Output the full listing below exactly as it reads, and skip anything that is a picture.

:: Material shown

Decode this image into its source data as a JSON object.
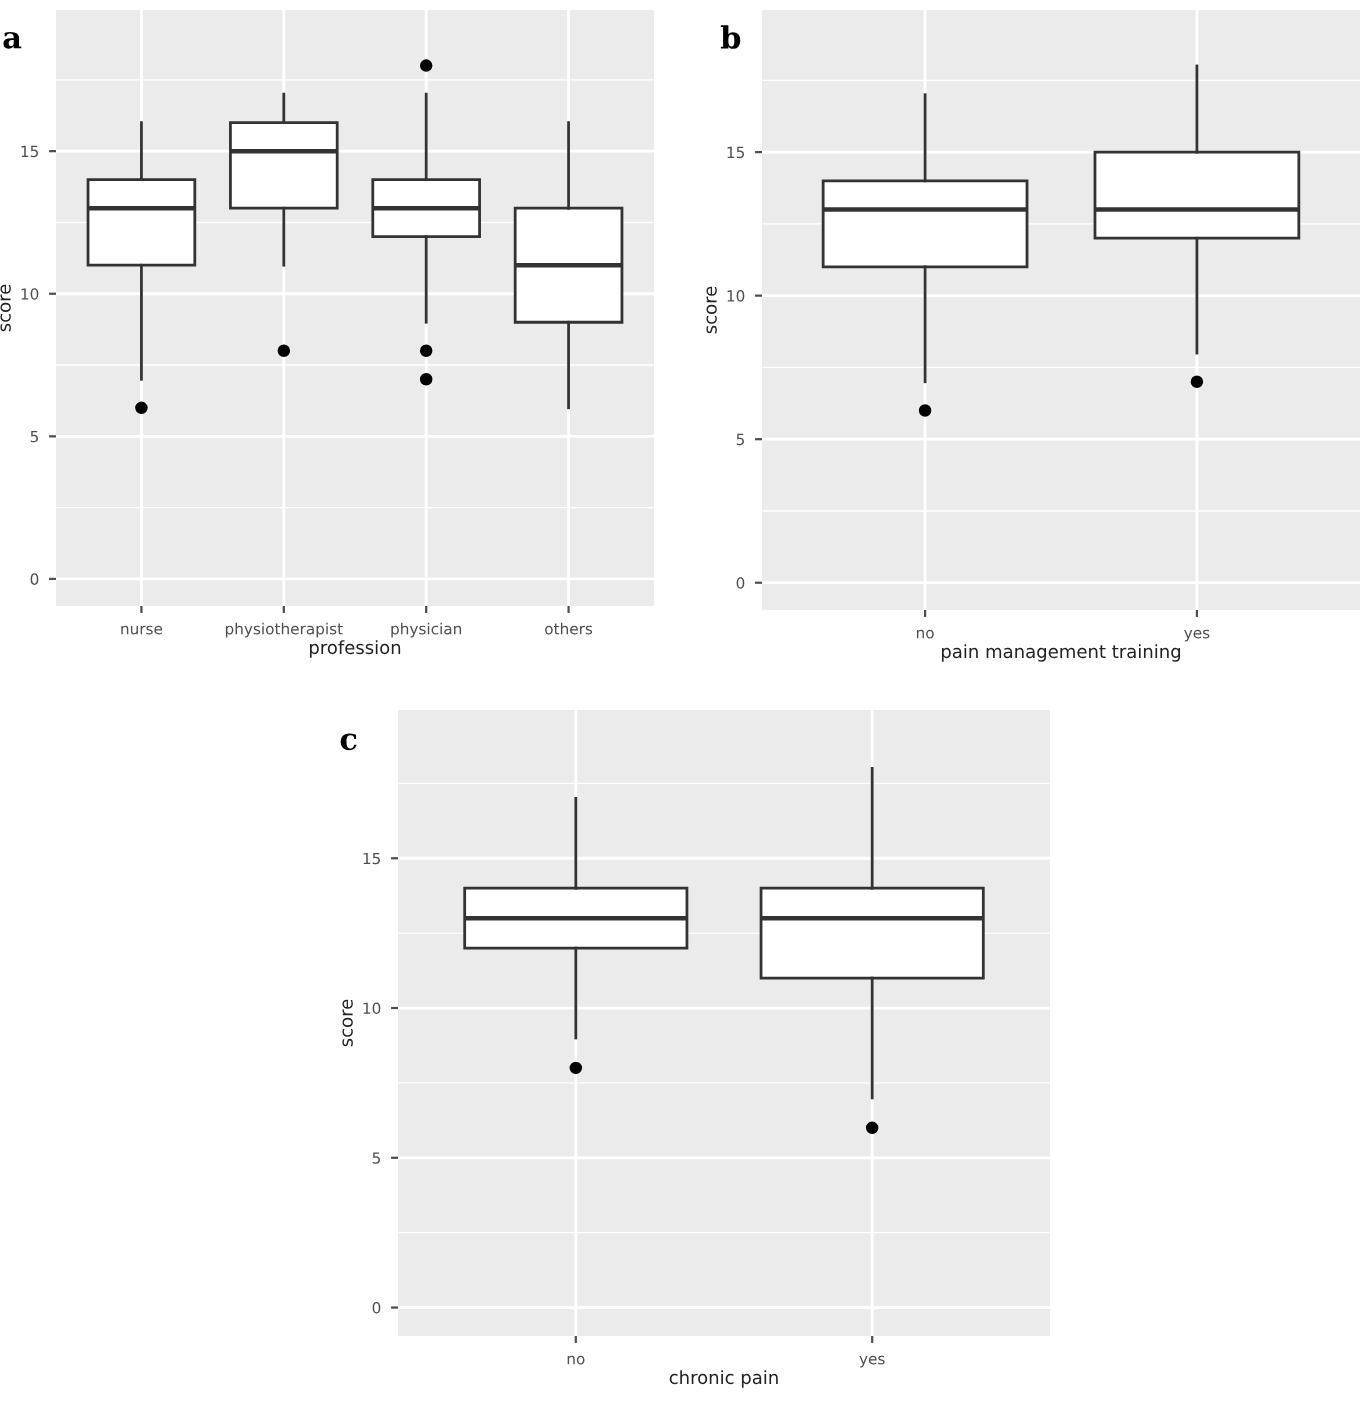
{
  "chart_data": [
    {
      "type": "box",
      "title": "a",
      "xlabel": "profession",
      "ylabel": "score",
      "categories": [
        "nurse",
        "physiotherapist",
        "physician",
        "others"
      ],
      "ylim": [
        -0.95,
        19.95
      ],
      "yticks": [
        0,
        5,
        10,
        15
      ],
      "grid": true,
      "color": "#ffffff",
      "boxes": [
        {
          "low": 7,
          "q1": 11,
          "median": 13,
          "q3": 14,
          "high": 16,
          "outliers": [
            6
          ]
        },
        {
          "low": 11,
          "q1": 13,
          "median": 15,
          "q3": 16,
          "high": 17,
          "outliers": [
            8
          ]
        },
        {
          "low": 9,
          "q1": 12,
          "median": 13,
          "q3": 14,
          "high": 17,
          "outliers": [
            7,
            8,
            18
          ]
        },
        {
          "low": 6,
          "q1": 9,
          "median": 11,
          "q3": 13,
          "high": 16
        }
      ]
    },
    {
      "type": "box",
      "title": "b",
      "xlabel": "pain management training",
      "ylabel": "score",
      "categories": [
        "no",
        "yes"
      ],
      "ylim": [
        -0.95,
        19.95
      ],
      "yticks": [
        0,
        5,
        10,
        15
      ],
      "grid": true,
      "color": "#ffffff",
      "boxes": [
        {
          "low": 7,
          "q1": 11,
          "median": 13,
          "q3": 14,
          "high": 17,
          "outliers": [
            6
          ]
        },
        {
          "low": 8,
          "q1": 12,
          "median": 13,
          "q3": 15,
          "high": 18,
          "outliers": [
            7
          ]
        }
      ]
    },
    {
      "type": "box",
      "title": "c",
      "xlabel": "chronic pain",
      "ylabel": "score",
      "categories": [
        "no",
        "yes"
      ],
      "ylim": [
        -0.95,
        19.95
      ],
      "yticks": [
        0,
        5,
        10,
        15
      ],
      "grid": true,
      "color": "#ffffff",
      "boxes": [
        {
          "low": 9,
          "q1": 12,
          "median": 13,
          "q3": 14,
          "high": 17,
          "outliers": [
            8
          ]
        },
        {
          "low": 7,
          "q1": 11,
          "median": 13,
          "q3": 14,
          "high": 18,
          "outliers": [
            6
          ]
        }
      ]
    }
  ]
}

::::

◆ Exercise solution
Decode this image into its source data as a JSON object.
{
  "chart_data": [
    {
      "type": "box",
      "title": "a",
      "xlabel": "profession",
      "ylabel": "score",
      "categories": [
        "nurse",
        "physiotherapist",
        "physician",
        "others"
      ],
      "ylim": [
        -0.95,
        19.95
      ],
      "yticks": [
        0,
        5,
        10,
        15
      ],
      "grid": true,
      "color": "#ffffff",
      "boxes": [
        {
          "low": 7,
          "q1": 11,
          "median": 13,
          "q3": 14,
          "high": 16,
          "outliers": [
            6
          ]
        },
        {
          "low": 11,
          "q1": 13,
          "median": 15,
          "q3": 16,
          "high": 17,
          "outliers": [
            8
          ]
        },
        {
          "low": 9,
          "q1": 12,
          "median": 13,
          "q3": 14,
          "high": 17,
          "outliers": [
            7,
            8,
            18
          ]
        },
        {
          "low": 6,
          "q1": 9,
          "median": 11,
          "q3": 13,
          "high": 16
        }
      ]
    },
    {
      "type": "box",
      "title": "b",
      "xlabel": "pain management training",
      "ylabel": "score",
      "categories": [
        "no",
        "yes"
      ],
      "ylim": [
        -0.95,
        19.95
      ],
      "yticks": [
        0,
        5,
        10,
        15
      ],
      "grid": true,
      "color": "#ffffff",
      "boxes": [
        {
          "low": 7,
          "q1": 11,
          "median": 13,
          "q3": 14,
          "high": 17,
          "outliers": [
            6
          ]
        },
        {
          "low": 8,
          "q1": 12,
          "median": 13,
          "q3": 15,
          "high": 18,
          "outliers": [
            7
          ]
        }
      ]
    },
    {
      "type": "box",
      "title": "c",
      "xlabel": "chronic pain",
      "ylabel": "score",
      "categories": [
        "no",
        "yes"
      ],
      "ylim": [
        -0.95,
        19.95
      ],
      "yticks": [
        0,
        5,
        10,
        15
      ],
      "grid": true,
      "color": "#ffffff",
      "boxes": [
        {
          "low": 9,
          "q1": 12,
          "median": 13,
          "q3": 14,
          "high": 17,
          "outliers": [
            8
          ]
        },
        {
          "low": 7,
          "q1": 11,
          "median": 13,
          "q3": 14,
          "high": 18,
          "outliers": [
            6
          ]
        }
      ]
    }
  ]
}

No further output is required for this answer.